**What is being asked:**
Check every line below for the string "Response", and copy the lines that contain it.

**Stored records:**
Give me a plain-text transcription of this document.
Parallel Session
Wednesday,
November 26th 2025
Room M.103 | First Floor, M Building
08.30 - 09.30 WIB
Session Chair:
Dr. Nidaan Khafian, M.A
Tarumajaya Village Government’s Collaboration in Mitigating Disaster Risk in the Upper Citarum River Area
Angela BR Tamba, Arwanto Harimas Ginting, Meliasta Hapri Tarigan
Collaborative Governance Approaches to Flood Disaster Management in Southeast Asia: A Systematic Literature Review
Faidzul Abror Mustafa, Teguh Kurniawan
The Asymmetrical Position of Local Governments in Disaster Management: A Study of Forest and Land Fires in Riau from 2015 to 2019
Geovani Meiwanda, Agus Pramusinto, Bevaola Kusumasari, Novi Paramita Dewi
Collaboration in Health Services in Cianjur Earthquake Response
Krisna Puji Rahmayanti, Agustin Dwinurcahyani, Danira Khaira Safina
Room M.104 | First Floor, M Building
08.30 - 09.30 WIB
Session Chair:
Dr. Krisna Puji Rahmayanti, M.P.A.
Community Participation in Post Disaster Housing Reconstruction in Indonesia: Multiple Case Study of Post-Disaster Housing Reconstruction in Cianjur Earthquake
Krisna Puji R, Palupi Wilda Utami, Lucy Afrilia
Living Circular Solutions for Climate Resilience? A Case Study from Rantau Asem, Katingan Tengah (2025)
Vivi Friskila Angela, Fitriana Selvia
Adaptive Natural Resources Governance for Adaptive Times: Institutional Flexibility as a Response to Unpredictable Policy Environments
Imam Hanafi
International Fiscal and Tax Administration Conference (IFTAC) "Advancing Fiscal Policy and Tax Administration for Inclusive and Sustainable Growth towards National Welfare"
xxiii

* * *

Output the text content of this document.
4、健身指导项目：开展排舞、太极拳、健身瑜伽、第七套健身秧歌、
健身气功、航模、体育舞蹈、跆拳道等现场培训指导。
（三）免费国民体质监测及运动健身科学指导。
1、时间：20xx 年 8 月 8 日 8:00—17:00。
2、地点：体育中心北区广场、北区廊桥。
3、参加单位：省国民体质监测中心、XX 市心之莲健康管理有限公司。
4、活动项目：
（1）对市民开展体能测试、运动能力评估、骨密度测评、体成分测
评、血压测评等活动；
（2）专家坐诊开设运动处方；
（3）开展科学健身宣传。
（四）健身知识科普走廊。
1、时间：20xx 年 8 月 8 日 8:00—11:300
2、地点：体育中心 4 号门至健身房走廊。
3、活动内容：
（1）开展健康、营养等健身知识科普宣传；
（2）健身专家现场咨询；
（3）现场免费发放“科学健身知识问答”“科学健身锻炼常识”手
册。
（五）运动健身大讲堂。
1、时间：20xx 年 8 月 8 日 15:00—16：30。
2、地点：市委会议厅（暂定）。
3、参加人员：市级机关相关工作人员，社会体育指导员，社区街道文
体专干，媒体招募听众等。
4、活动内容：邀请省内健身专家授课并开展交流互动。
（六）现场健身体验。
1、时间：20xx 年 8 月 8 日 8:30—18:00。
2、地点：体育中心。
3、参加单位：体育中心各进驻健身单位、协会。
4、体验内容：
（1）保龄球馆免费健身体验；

**Worked solution:**
Collaboration in Health Services in Cianjur Earthquake Response
Adaptive Natural Resources Governance for Adaptive Times: Institutional Flexibility as a Response to Unpredictable Policy Environments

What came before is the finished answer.